**Input material**
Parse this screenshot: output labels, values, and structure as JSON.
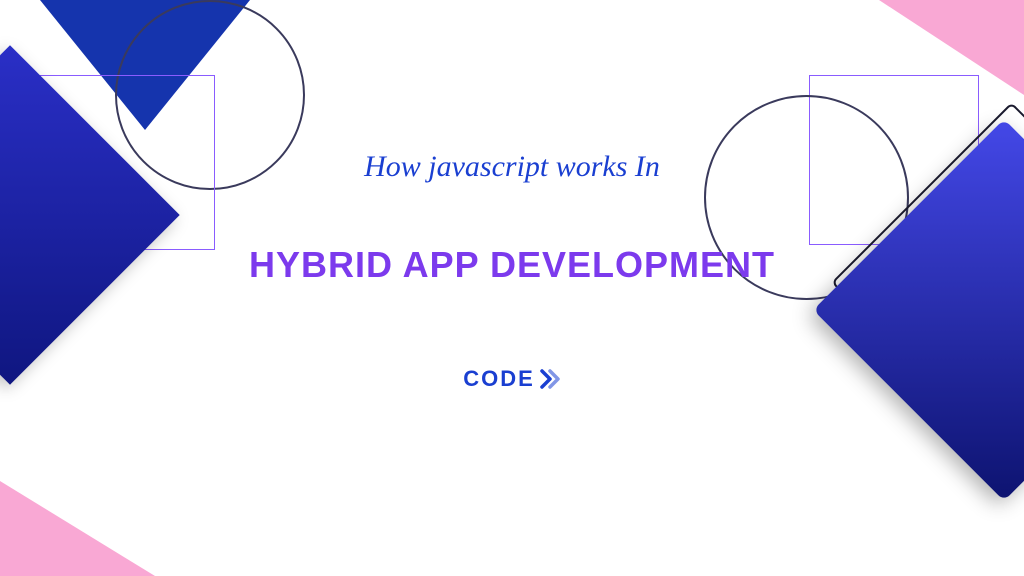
{
  "subtitle": "How javascript works In",
  "title": "HYBRID APP DEVELOPMENT",
  "logo": {
    "text": "CODE"
  },
  "colors": {
    "primary_blue": "#1a3fd1",
    "accent_purple": "#7c3aed",
    "pink": "#f9a8d4",
    "gradient_start": "#4448e8",
    "gradient_end": "#0d1370"
  }
}
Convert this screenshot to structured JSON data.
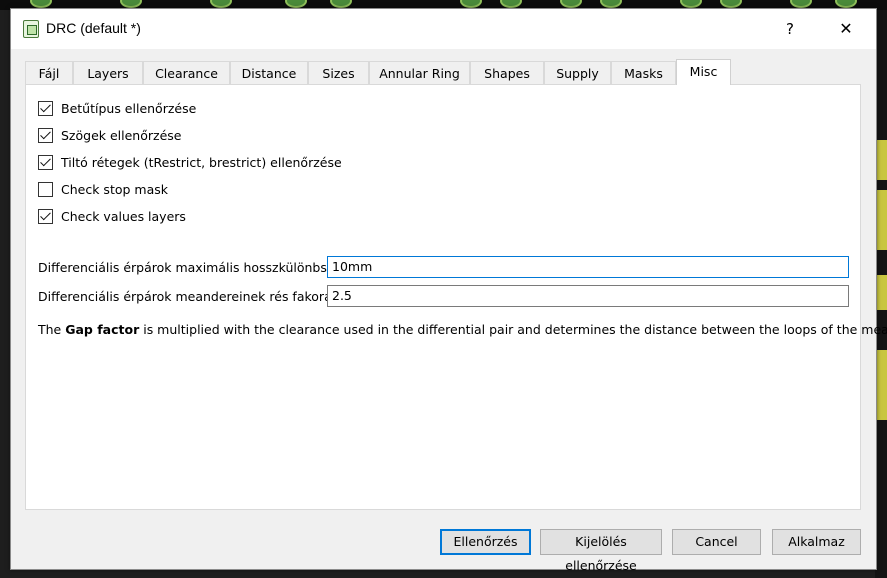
{
  "window": {
    "title": "DRC (default *)",
    "help_label": "?",
    "close_label": "✕"
  },
  "tabs": [
    {
      "label": "Fájl",
      "active": false
    },
    {
      "label": "Layers",
      "active": false
    },
    {
      "label": "Clearance",
      "active": false
    },
    {
      "label": "Distance",
      "active": false
    },
    {
      "label": "Sizes",
      "active": false
    },
    {
      "label": "Annular Ring",
      "active": false
    },
    {
      "label": "Shapes",
      "active": false
    },
    {
      "label": "Supply",
      "active": false
    },
    {
      "label": "Masks",
      "active": false
    },
    {
      "label": "Misc",
      "active": true
    }
  ],
  "misc": {
    "checkboxes": [
      {
        "label": "Betűtípus ellenőrzése",
        "checked": true
      },
      {
        "label": "Szögek ellenőrzése",
        "checked": true
      },
      {
        "label": "Tiltó rétegek (tRestrict, brestrict) ellenőrzése",
        "checked": true
      },
      {
        "label": "Check stop mask",
        "checked": false
      },
      {
        "label": "Check values layers",
        "checked": true
      }
    ],
    "diff_length": {
      "label": "Differenciális érpárok maximális hosszkülönbsége",
      "value": "10mm"
    },
    "gap_factor": {
      "label": "Differenciális érpárok meandereinek rés fakora",
      "value": "2.5"
    },
    "note": {
      "prefix": "The ",
      "bold": "Gap factor",
      "suffix": " is multiplied with the clearance used in the differential pair and determines the distance between the loops of the meander."
    }
  },
  "buttons": {
    "check": "Ellenőrzés",
    "check_selection": "Kijelölés ellenőrzése",
    "cancel": "Cancel",
    "apply": "Alkalmaz"
  },
  "colors": {
    "accent": "#0078d7",
    "dialog_bg": "#f0f0f0",
    "panel_bg": "#ffffff"
  }
}
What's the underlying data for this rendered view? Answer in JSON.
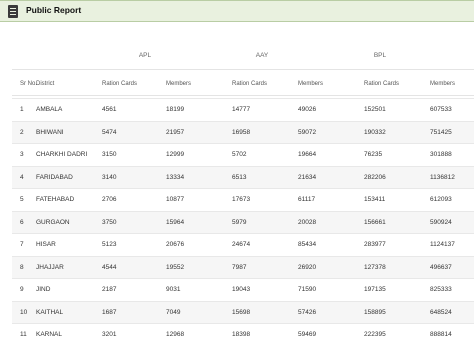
{
  "header": {
    "title": "Public Report",
    "icon": "report-icon"
  },
  "table": {
    "groups": [
      "APL",
      "AAY",
      "BPL"
    ],
    "columns": [
      "Sr No.",
      "District",
      "Ration Cards",
      "Members",
      "Ration Cards",
      "Members",
      "Ration Cards",
      "Members"
    ],
    "rows": [
      [
        "1",
        "AMBALA",
        "4561",
        "18199",
        "14777",
        "49026",
        "152501",
        "607533"
      ],
      [
        "2",
        "BHIWANI",
        "5474",
        "21957",
        "16958",
        "59072",
        "190332",
        "751425"
      ],
      [
        "3",
        "CHARKHI DADRI",
        "3150",
        "12999",
        "5702",
        "19664",
        "76235",
        "301888"
      ],
      [
        "4",
        "FARIDABAD",
        "3140",
        "13334",
        "6513",
        "21634",
        "282206",
        "1136812"
      ],
      [
        "5",
        "FATEHABAD",
        "2706",
        "10877",
        "17673",
        "61117",
        "153411",
        "612093"
      ],
      [
        "6",
        "GURGAON",
        "3750",
        "15964",
        "5979",
        "20028",
        "156661",
        "590924"
      ],
      [
        "7",
        "HISAR",
        "5123",
        "20676",
        "24674",
        "85434",
        "283977",
        "1124137"
      ],
      [
        "8",
        "JHAJJAR",
        "4544",
        "19552",
        "7987",
        "26920",
        "127378",
        "496637"
      ],
      [
        "9",
        "JIND",
        "2187",
        "9031",
        "19043",
        "71590",
        "197135",
        "825333"
      ],
      [
        "10",
        "KAITHAL",
        "1687",
        "7049",
        "15698",
        "57426",
        "158895",
        "648524"
      ],
      [
        "11",
        "KARNAL",
        "3201",
        "12968",
        "18398",
        "59469",
        "222395",
        "888814"
      ]
    ]
  }
}
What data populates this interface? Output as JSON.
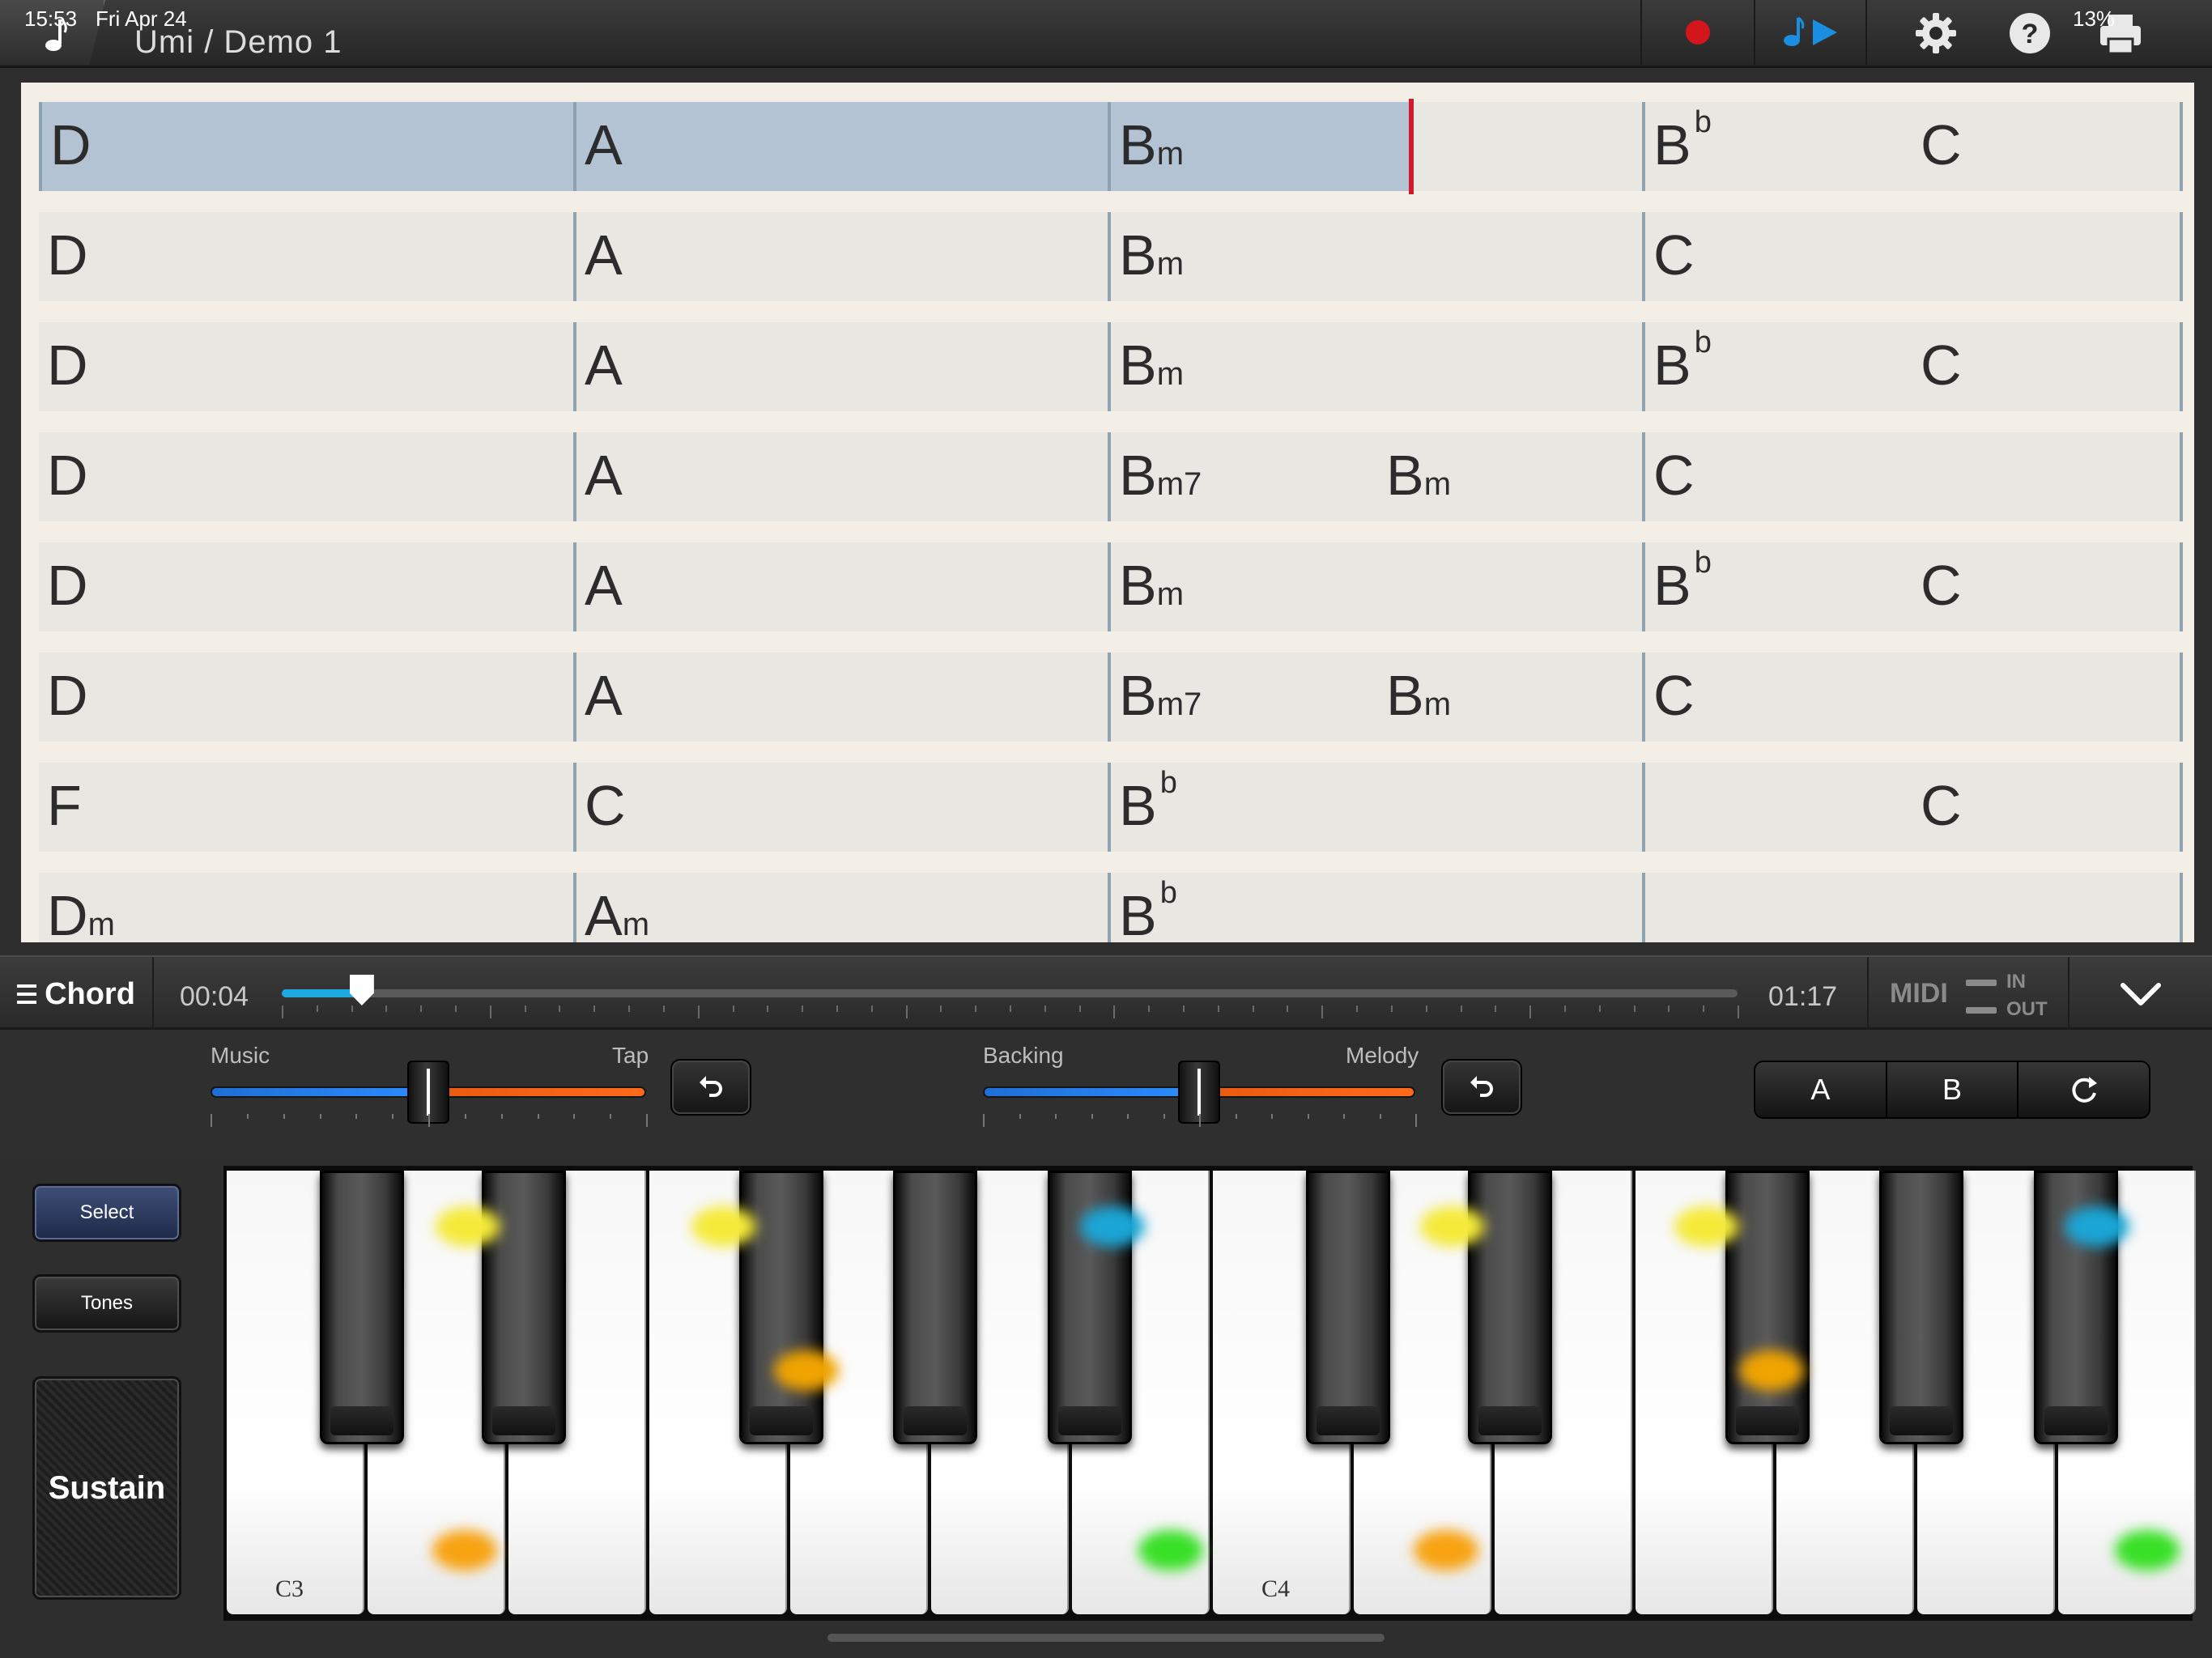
{
  "status": {
    "time": "15:53",
    "date": "Fri Apr 24",
    "battery": "13%"
  },
  "app": {
    "title": "Umi / Demo 1"
  },
  "toolbar": {
    "record": "record-icon",
    "play": "play-icon",
    "settings": "gear-icon",
    "help": "help-icon",
    "print": "print-icon"
  },
  "sheet": {
    "rows": [
      {
        "bars": [
          [
            {
              "r": "D"
            }
          ],
          [
            {
              "r": "A"
            }
          ],
          [
            {
              "r": "B",
              "q": "m"
            }
          ],
          [
            {
              "r": "B",
              "s": "b"
            },
            {
              "r": "C",
              "half": true
            }
          ]
        ],
        "highlight": true
      },
      {
        "bars": [
          [
            {
              "r": "D"
            }
          ],
          [
            {
              "r": "A"
            }
          ],
          [
            {
              "r": "B",
              "q": "m"
            }
          ],
          [
            {
              "r": "C"
            }
          ]
        ]
      },
      {
        "bars": [
          [
            {
              "r": "D"
            }
          ],
          [
            {
              "r": "A"
            }
          ],
          [
            {
              "r": "B",
              "q": "m"
            }
          ],
          [
            {
              "r": "B",
              "s": "b"
            },
            {
              "r": "C",
              "half": true
            }
          ]
        ]
      },
      {
        "bars": [
          [
            {
              "r": "D"
            }
          ],
          [
            {
              "r": "A"
            }
          ],
          [
            {
              "r": "B",
              "q": "m7"
            },
            {
              "r": "B",
              "q": "m",
              "half": true
            }
          ],
          [
            {
              "r": "C"
            }
          ]
        ]
      },
      {
        "bars": [
          [
            {
              "r": "D"
            }
          ],
          [
            {
              "r": "A"
            }
          ],
          [
            {
              "r": "B",
              "q": "m"
            }
          ],
          [
            {
              "r": "B",
              "s": "b"
            },
            {
              "r": "C",
              "half": true
            }
          ]
        ]
      },
      {
        "bars": [
          [
            {
              "r": "D"
            }
          ],
          [
            {
              "r": "A"
            }
          ],
          [
            {
              "r": "B",
              "q": "m7"
            },
            {
              "r": "B",
              "q": "m",
              "half": true
            }
          ],
          [
            {
              "r": "C"
            }
          ]
        ]
      },
      {
        "bars": [
          [
            {
              "r": "F"
            }
          ],
          [
            {
              "r": "C"
            }
          ],
          [
            {
              "r": "B",
              "s": "b"
            }
          ],
          [
            {
              "r": "C",
              "half": true
            }
          ]
        ]
      },
      {
        "bars": [
          [
            {
              "r": "D",
              "q": "m"
            }
          ],
          [
            {
              "r": "A",
              "q": "m"
            }
          ],
          [
            {
              "r": "B",
              "s": "b"
            }
          ],
          []
        ]
      }
    ]
  },
  "transport": {
    "mode_label": "Chord",
    "current_time": "00:04",
    "total_time": "01:17",
    "progress": 0.055,
    "midi_label": "MIDI",
    "midi_in": "IN",
    "midi_out": "OUT"
  },
  "mixer": {
    "music_label": "Music",
    "tap_label": "Tap",
    "music_tap_level": 0.5,
    "backing_label": "Backing",
    "melody_label": "Melody",
    "backing_melody_level": 0.5
  },
  "sections": {
    "a": "A",
    "b": "B"
  },
  "side": {
    "select": "Select",
    "tones": "Tones",
    "sustain": "Sustain"
  },
  "keyboard": {
    "label_c3": "C3",
    "label_c4": "C4"
  }
}
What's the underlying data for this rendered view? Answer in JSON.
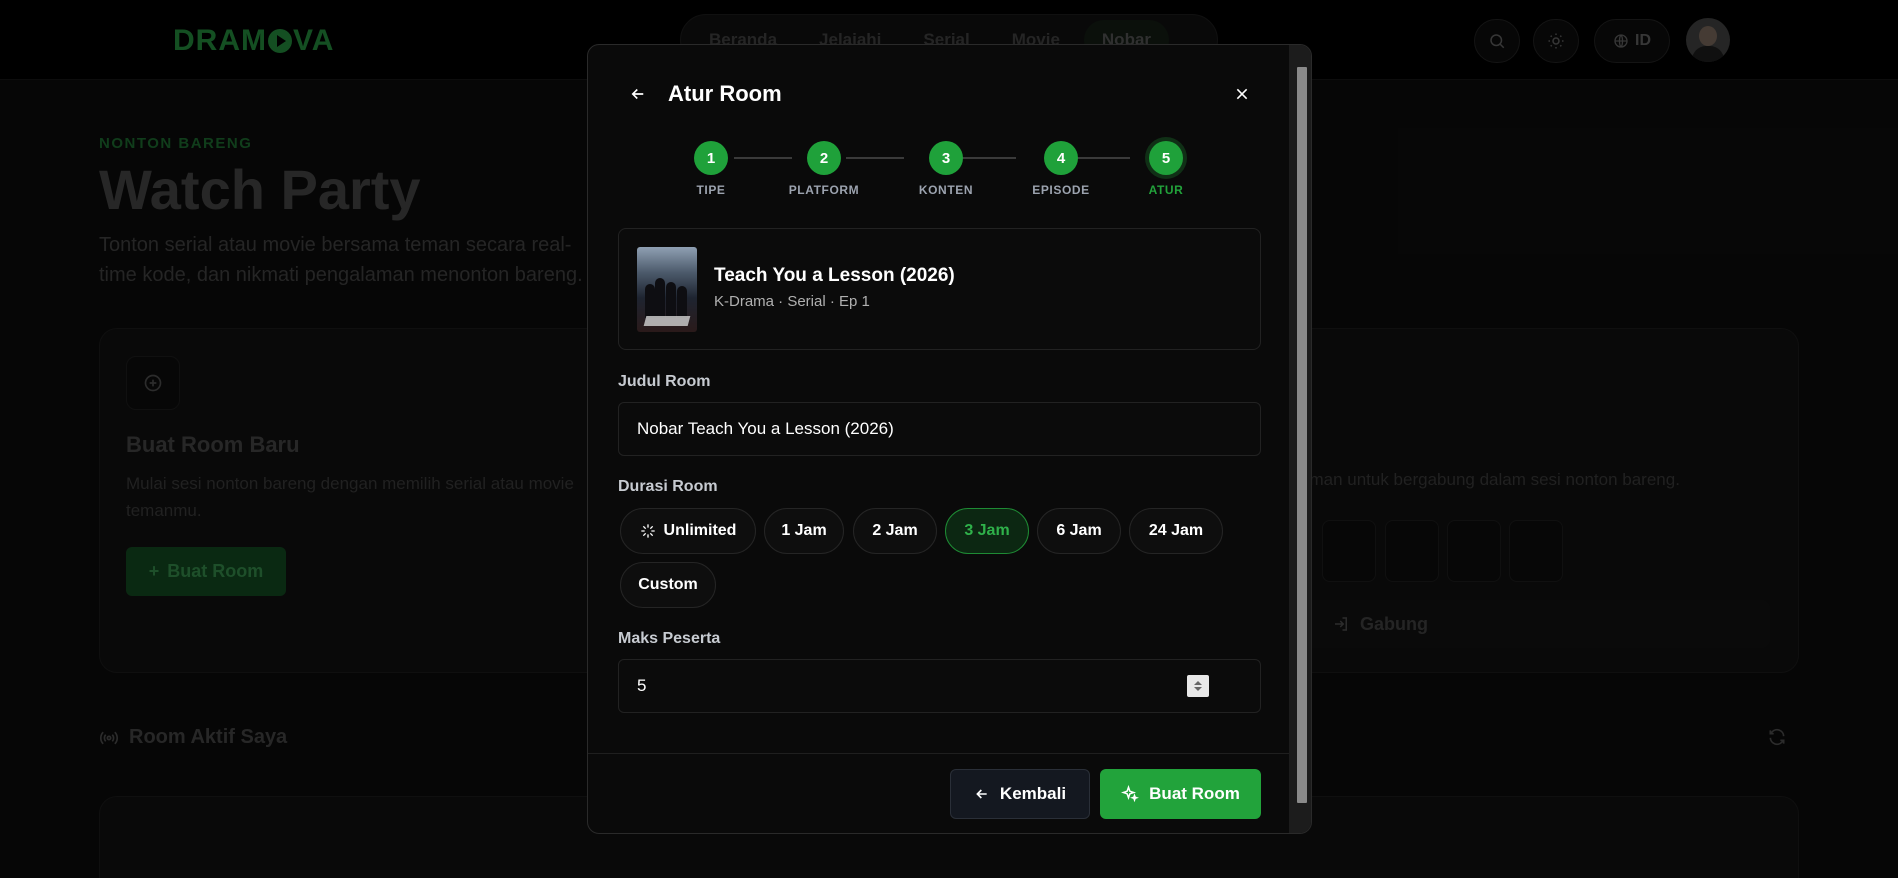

**What is expected**
Filter the entries and copy out every line with the word "data".

**Answer for the task**
Convert this screenshot to structured JSON data.
What's the underlying data for this rendered view? Answer in JSON.
What data populates this interface? Output as JSON.
What's the underlying data for this rendered view? Answer in JSON.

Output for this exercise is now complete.